▸ Compito 1
Nel brano sulla Legge 40, che cosa si sostiene a proposito dell'ovulo fecondato?
▸ Compito 2
Riprendi il brano sulla Legge 40 e sulla procreazione assistita dal punto in cui termina.

**** Brano da esaminare ****

In alcuni interventi che ho letto in questi giorni, si fa discendere la posizione in difesa della Legge 40 sulla procreazione assistita dalla valutazione – presentata come oggettiva – di quale sia l’inizio della vita di un individuo. L’ovulo fecondato, l’embrione – si sostiene - è già vita, è persona. E’ esattamente ciò che sostiene la Legge 40, che a questo orientamento ispira il suo impianto normativo.

Sull’oggettività di queste convinzioni si può discutere ed è ben noto come le opinioni in materia siano ben lontane dall’essere giunte a conclusioni generalmente condivise, sia sul piano scientifico che filosofico e religioso.
In altre parole, penso che gli orientamenti in campo, tra loro diversi, perfino antitetici, siano innanzitutto l’espressione di differenti visioni etiche e morali.

**** Dati di origine ****

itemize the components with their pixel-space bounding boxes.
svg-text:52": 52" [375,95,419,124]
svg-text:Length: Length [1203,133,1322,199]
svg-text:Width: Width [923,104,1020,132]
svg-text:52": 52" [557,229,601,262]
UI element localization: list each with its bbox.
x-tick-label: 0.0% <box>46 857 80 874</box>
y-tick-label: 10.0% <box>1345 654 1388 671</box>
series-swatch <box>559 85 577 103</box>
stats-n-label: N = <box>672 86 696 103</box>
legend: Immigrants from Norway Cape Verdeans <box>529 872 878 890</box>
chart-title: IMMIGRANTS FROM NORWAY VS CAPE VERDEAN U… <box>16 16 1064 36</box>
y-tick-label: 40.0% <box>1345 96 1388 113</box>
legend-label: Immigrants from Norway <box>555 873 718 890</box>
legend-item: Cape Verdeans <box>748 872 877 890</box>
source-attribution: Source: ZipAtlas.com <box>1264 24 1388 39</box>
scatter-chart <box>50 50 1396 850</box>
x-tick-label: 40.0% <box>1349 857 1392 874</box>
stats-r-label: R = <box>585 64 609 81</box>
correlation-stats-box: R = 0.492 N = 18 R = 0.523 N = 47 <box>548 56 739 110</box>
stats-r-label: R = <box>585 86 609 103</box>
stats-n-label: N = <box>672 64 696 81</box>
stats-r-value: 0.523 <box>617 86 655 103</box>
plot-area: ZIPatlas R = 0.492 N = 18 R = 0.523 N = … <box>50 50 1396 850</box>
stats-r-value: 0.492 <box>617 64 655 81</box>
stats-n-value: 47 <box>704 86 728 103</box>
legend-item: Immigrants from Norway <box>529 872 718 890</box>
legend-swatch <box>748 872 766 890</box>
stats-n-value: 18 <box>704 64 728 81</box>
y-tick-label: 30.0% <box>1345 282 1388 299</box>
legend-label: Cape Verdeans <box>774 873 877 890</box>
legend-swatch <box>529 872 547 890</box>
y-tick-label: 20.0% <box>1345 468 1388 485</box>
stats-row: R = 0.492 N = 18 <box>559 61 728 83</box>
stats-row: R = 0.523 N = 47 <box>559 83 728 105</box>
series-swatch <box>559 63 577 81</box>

****

▸ Risposta 1
Si sostiene che l'ovulo fecondato, l'embrione, è già vita, è persona.

▸ Risposta 2
Ma, se così è, può una legge dello Stato, di uno Stato laico, assumere come orientamento vincolante per tutti i cittadini le convinzioni e i principi etici e religiosi di una parte?
O non deve, piuttosto, affermare e tutelare il diritto di ogni individuo, di ogni cittadino di esprimere e vedere rispettate le proprie convinzioni morali, filosofiche e religiose, se e in quanto questo non sia limitativo della libertà altrui?
Ecco, io penso che la Legge 40 in alcune sue parti, quelle che nei referendum del 12 e 13 giugno si chiede di abrogare, non sia una legge laica ma una legge che contiene norme ricalcate sulle convinzioni morali o religiose di una parte.
Il dibattito, il confronto di oggi sulla legge 40 sulla procreazione medicalmente assistita, non è dissimile - sul tema della laicità - da quanto avvenne nel 1974 sulla legge per il divorzio e nel 1981 sulla legge per l’interruzione volontaria della gravidanza (aborto).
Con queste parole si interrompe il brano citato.